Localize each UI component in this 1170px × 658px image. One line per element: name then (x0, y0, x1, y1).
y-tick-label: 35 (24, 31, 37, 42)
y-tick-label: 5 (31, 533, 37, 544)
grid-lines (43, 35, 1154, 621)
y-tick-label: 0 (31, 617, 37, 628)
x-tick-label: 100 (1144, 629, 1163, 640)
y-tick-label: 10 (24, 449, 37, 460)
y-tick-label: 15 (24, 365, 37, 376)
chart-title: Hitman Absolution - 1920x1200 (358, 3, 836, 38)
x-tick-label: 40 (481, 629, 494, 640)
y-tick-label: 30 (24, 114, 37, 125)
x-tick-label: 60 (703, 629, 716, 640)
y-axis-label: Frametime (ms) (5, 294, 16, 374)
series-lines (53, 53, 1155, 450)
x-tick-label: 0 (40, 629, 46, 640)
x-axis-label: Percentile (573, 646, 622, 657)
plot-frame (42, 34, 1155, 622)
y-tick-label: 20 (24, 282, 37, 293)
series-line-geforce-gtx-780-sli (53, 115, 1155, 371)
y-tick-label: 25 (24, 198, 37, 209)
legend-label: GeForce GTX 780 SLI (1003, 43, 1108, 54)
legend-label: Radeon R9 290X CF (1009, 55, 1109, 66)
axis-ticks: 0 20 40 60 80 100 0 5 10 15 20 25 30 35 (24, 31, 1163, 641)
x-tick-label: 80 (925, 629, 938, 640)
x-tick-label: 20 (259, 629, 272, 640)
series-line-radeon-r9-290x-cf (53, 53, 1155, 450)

---------------

▶ **What the task asks**: Copy out all the lines of the records above again, word for word.

▶ **Correct response**:
Localize each UI component in this 1170px × 658px image. One line per element: name then (x0, y0, x1, y1).
y-tick-label: 35 (24, 31, 37, 42)
y-tick-label: 5 (31, 533, 37, 544)
grid-lines (43, 35, 1154, 621)
y-tick-label: 0 (31, 617, 37, 628)
x-tick-label: 100 (1144, 629, 1163, 640)
y-tick-label: 10 (24, 449, 37, 460)
y-tick-label: 15 (24, 365, 37, 376)
chart-title: Hitman Absolution - 1920x1200 (358, 3, 836, 38)
x-tick-label: 40 (481, 629, 494, 640)
y-tick-label: 30 (24, 114, 37, 125)
x-tick-label: 60 (703, 629, 716, 640)
y-axis-label: Frametime (ms) (5, 294, 16, 374)
series-lines (53, 53, 1155, 450)
x-tick-label: 0 (40, 629, 46, 640)
x-axis-label: Percentile (573, 646, 622, 657)
plot-frame (42, 34, 1155, 622)
y-tick-label: 20 (24, 282, 37, 293)
series-line-geforce-gtx-780-sli (53, 115, 1155, 371)
y-tick-label: 25 (24, 198, 37, 209)
legend-label: GeForce GTX 780 SLI (1003, 43, 1108, 54)
legend-label: Radeon R9 290X CF (1009, 55, 1109, 66)
axis-ticks: 0 20 40 60 80 100 0 5 10 15 20 25 30 35 (24, 31, 1163, 641)
x-tick-label: 80 (925, 629, 938, 640)
x-tick-label: 20 (259, 629, 272, 640)
series-line-radeon-r9-290x-cf (53, 53, 1155, 450)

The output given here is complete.